> _Exercise task_:
Your job is to restate each entry word for word.

> _Available data_:
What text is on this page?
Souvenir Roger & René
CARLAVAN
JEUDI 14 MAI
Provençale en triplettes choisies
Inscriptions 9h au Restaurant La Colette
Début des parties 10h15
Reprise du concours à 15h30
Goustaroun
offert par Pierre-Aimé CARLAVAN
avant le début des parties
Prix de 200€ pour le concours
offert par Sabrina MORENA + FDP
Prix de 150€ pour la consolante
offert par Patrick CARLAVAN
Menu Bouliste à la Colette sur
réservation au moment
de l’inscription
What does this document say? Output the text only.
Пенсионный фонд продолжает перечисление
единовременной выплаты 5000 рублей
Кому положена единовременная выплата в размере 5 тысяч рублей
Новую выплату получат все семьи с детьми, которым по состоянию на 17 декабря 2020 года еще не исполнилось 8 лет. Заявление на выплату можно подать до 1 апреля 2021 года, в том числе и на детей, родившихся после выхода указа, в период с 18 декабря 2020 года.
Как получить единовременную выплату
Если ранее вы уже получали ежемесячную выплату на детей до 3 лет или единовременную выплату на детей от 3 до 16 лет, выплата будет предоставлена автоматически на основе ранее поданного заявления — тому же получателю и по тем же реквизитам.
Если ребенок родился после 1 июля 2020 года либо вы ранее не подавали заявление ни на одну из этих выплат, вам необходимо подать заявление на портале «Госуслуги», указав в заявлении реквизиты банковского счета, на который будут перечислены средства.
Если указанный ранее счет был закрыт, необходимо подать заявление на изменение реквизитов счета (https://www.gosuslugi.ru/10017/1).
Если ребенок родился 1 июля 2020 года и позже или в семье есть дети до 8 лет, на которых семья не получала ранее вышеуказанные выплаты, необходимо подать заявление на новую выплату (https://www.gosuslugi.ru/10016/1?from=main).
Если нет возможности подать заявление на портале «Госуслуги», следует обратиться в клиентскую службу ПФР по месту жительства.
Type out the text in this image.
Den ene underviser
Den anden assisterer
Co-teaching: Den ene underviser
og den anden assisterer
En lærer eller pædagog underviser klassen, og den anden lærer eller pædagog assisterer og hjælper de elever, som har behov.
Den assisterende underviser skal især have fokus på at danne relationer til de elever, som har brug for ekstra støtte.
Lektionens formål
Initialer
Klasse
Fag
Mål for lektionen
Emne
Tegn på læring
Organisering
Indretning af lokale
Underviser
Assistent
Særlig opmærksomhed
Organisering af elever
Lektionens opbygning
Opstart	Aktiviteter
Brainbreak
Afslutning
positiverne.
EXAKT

> _Reply to the exercise_:
What text is on this page?
Souvenir Roger & René
CARLAVAN
JEUDI 14 MAI
Provençale en triplettes choisies
Inscriptions 9h au Restaurant La Colette
Début des parties 10h15
Reprise du concours à 15h30
Goustaroun
offert par Pierre-Aimé CARLAVAN
avant le début des parties
Prix de 200€ pour le concours
offert par Sabrina MORENA + FDP
Prix de 150€ pour la consolante
offert par Patrick CARLAVAN
Menu Bouliste à la Colette sur
réservation au moment
de l’inscription
What does this document say? Output the text only.
Пенсионный фонд продолжает перечисление
единовременной выплаты 5000 рублей
Кому положена единовременная выплата в размере 5 тысяч рублей
Новую выплату получат все семьи с детьми, которым по состоянию на 17 декабря 2020 года еще не исполнилось 8 лет. Заявление на выплату можно подать до 1 апреля 2021 года, в том числе и на детей, родившихся после выхода указа, в период с 18 декабря 2020 года.
Как получить единовременную выплату
Если ранее вы уже получали ежемесячную выплату на детей до 3 лет или единовременную выплату на детей от 3 до 16 лет, выплата будет предоставлена автоматически на основе ранее поданного заявления — тому же получателю и по тем же реквизитам.
Если ребенок родился после 1 июля 2020 года либо вы ранее не подавали заявление ни на одну из этих выплат, вам необходимо подать заявление на портале «Госуслуги», указав в заявлении реквизиты банковского счета, на который будут перечислены средства.
Если указанный ранее счет был закрыт, необходимо подать заявление на изменение реквизитов счета (https://www.gosuslugi.ru/10017/1).
Если ребенок родился 1 июля 2020 года и позже или в семье есть дети до 8 лет, на которых семья не получала ранее вышеуказанные выплаты, необходимо подать заявление на новую выплату (https://www.gosuslugi.ru/10016/1?from=main).
Если нет возможности подать заявление на портале «Госуслуги», следует обратиться в клиентскую службу ПФР по месту жительства.
Type out the text in this image.
Den ene underviser
Den anden assisterer
Co-teaching: Den ene underviser
og den anden assisterer
En lærer eller pædagog underviser klassen, og den anden lærer eller pædagog assisterer og hjælper de elever, som har behov.
Den assisterende underviser skal især have fokus på at danne relationer til de elever, som har brug for ekstra støtte.
Lektionens formål
Initialer
Klasse
Fag
Mål for lektionen
Emne
Tegn på læring
Organisering
Indretning af lokale
Underviser
Assistent
Særlig opmærksomhed
Organisering af elever
Lektionens opbygning
Opstart	Aktiviteter
Brainbreak
Afslutning
positiverne.
EXAKT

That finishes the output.